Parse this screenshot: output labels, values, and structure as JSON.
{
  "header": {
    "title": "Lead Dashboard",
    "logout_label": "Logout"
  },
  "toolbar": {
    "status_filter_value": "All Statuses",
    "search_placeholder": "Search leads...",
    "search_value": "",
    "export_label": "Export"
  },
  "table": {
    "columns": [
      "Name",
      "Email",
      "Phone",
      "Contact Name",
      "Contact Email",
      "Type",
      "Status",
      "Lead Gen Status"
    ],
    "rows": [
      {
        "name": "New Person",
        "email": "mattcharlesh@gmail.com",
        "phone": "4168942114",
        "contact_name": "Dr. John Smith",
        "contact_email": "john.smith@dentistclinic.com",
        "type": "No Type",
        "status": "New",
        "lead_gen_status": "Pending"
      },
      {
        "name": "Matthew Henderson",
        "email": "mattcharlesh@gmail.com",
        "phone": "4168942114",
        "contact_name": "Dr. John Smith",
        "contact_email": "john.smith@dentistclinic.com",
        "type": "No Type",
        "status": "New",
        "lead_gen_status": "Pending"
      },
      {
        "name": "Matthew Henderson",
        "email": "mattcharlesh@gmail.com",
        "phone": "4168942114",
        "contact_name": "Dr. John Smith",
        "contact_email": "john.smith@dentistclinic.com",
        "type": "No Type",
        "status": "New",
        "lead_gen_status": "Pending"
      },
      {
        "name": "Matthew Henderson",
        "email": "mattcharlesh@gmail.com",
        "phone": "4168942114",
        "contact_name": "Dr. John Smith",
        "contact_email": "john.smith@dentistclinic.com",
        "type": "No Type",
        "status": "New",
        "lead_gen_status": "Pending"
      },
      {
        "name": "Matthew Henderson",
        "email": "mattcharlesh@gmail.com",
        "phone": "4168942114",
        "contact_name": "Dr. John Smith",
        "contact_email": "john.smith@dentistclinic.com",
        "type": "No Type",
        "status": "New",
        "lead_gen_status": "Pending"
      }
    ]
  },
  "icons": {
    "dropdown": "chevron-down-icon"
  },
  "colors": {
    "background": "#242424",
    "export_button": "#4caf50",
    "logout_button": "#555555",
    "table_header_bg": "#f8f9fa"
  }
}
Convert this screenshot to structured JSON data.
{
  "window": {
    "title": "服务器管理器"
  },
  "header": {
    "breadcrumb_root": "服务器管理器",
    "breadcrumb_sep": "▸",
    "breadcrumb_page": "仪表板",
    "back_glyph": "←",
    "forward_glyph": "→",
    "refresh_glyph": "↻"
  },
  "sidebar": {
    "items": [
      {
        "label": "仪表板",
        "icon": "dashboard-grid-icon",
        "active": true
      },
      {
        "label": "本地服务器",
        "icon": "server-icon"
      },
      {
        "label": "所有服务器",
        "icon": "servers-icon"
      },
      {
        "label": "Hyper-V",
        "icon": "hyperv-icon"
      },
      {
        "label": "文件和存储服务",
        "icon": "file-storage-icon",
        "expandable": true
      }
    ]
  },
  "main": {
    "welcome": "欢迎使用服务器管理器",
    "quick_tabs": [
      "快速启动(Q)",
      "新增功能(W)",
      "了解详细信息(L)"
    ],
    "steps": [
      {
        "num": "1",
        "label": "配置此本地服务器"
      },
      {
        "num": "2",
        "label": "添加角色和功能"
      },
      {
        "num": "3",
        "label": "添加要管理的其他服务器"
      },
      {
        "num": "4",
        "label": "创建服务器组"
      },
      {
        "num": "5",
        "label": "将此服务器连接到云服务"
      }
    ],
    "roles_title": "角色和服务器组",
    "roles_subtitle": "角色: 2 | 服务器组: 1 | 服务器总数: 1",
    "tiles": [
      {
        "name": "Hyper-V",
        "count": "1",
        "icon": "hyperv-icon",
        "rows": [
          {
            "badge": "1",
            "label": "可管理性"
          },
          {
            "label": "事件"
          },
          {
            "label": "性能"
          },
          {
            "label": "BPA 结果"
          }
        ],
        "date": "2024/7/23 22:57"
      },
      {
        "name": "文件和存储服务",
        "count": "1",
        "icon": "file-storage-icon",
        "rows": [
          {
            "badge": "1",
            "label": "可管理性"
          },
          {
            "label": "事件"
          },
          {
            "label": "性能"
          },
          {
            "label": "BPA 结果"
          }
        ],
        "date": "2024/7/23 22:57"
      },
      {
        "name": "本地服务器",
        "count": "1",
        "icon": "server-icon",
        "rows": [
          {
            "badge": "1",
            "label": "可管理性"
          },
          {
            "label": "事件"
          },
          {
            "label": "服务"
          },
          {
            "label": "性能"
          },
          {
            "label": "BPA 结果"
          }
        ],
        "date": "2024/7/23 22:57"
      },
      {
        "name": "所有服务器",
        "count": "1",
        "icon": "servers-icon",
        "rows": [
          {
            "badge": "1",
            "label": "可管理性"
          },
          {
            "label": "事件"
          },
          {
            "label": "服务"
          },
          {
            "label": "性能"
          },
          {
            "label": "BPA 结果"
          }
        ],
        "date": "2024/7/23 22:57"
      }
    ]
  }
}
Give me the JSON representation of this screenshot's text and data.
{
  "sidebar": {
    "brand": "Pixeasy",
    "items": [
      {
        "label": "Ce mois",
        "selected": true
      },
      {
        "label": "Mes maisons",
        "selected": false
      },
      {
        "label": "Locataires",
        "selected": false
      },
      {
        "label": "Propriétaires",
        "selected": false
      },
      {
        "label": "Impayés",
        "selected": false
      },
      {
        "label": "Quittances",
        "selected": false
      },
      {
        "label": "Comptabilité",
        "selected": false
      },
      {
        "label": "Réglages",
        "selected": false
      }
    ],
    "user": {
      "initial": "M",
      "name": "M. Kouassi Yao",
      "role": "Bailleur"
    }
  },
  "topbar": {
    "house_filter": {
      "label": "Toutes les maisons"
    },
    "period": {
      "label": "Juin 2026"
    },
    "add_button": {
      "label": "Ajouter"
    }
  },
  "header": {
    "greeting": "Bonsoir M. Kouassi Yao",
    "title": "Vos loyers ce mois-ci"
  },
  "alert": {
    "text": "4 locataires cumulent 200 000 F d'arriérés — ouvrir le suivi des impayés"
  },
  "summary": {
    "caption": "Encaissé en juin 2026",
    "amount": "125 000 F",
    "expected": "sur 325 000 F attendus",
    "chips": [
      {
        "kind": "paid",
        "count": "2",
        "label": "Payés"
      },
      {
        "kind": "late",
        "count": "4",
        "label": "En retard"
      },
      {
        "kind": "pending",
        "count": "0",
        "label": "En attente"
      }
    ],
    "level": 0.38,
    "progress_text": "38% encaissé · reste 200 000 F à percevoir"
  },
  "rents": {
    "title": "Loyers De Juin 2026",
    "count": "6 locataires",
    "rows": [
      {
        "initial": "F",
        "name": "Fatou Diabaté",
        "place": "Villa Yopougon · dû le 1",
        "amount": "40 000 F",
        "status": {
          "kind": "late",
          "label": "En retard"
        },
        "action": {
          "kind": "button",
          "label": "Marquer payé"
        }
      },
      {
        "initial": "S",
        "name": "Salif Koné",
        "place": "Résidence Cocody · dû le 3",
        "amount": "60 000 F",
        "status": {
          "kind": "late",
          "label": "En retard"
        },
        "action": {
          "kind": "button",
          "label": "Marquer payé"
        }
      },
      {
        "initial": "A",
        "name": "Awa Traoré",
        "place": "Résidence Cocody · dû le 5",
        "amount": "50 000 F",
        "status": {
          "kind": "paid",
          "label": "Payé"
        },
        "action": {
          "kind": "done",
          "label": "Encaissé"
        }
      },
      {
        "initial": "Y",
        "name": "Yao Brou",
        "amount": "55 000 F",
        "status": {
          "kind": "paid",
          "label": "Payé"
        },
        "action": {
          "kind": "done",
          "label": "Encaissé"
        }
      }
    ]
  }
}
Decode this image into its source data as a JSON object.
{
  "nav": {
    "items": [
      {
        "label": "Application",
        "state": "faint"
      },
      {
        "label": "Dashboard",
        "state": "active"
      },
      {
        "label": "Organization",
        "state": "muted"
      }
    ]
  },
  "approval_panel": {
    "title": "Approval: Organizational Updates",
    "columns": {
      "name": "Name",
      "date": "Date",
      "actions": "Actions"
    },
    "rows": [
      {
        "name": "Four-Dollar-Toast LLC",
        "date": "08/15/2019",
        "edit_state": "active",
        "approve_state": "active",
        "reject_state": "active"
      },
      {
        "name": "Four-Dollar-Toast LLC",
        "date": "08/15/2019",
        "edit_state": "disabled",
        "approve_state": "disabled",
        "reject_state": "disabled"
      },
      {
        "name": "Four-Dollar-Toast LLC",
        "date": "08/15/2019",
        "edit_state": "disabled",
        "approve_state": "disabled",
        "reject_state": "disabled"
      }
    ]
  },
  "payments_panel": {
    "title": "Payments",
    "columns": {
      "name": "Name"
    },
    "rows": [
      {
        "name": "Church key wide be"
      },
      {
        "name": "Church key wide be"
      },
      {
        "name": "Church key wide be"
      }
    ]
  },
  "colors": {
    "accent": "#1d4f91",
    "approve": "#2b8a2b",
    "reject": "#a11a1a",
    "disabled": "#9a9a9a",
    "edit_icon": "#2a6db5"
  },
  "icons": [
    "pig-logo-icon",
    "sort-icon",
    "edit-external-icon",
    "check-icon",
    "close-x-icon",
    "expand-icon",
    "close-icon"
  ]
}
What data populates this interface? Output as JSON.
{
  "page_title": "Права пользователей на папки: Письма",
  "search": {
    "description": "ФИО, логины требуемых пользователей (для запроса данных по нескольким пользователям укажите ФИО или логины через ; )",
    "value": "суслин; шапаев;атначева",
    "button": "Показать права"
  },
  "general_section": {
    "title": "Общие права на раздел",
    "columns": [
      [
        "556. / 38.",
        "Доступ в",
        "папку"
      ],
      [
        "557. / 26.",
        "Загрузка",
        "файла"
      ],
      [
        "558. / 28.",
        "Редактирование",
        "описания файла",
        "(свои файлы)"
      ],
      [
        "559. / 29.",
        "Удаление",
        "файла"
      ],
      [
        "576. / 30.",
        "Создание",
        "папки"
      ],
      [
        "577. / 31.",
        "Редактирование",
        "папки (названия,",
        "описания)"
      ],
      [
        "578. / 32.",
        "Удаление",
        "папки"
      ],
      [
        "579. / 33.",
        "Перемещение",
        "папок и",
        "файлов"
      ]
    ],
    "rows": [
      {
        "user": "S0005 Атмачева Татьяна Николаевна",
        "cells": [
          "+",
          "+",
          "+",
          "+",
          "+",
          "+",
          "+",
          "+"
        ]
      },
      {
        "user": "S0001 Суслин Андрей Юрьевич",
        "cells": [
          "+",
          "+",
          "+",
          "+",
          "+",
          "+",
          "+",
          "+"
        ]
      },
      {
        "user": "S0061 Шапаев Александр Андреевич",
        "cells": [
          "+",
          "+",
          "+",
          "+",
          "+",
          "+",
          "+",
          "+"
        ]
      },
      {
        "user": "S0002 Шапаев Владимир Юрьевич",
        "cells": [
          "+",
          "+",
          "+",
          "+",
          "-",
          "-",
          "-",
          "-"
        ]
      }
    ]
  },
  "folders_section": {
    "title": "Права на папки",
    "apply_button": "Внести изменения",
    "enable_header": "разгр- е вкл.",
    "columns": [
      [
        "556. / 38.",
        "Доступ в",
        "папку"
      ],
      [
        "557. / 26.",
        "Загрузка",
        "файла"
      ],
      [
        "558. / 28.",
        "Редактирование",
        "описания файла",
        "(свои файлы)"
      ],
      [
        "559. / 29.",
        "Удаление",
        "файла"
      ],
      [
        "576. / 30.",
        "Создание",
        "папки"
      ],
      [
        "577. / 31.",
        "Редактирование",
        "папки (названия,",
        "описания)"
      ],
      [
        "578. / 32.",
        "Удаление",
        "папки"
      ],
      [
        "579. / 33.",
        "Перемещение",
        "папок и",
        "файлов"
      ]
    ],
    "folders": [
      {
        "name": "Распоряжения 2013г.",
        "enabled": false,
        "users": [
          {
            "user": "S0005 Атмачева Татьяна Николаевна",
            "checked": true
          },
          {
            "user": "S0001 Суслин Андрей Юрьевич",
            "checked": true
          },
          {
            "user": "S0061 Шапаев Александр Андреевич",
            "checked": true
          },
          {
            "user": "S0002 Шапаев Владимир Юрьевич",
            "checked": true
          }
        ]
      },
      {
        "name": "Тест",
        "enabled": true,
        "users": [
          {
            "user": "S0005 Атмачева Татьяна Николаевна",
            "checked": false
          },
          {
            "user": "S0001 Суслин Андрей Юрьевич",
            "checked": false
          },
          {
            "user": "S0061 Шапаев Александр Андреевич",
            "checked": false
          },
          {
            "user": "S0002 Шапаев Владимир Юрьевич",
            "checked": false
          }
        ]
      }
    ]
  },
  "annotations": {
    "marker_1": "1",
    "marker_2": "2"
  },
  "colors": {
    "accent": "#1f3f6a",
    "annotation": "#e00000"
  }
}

======

Look through the entries and work out how many lines have the word "servers" in them; reply with that number only.

2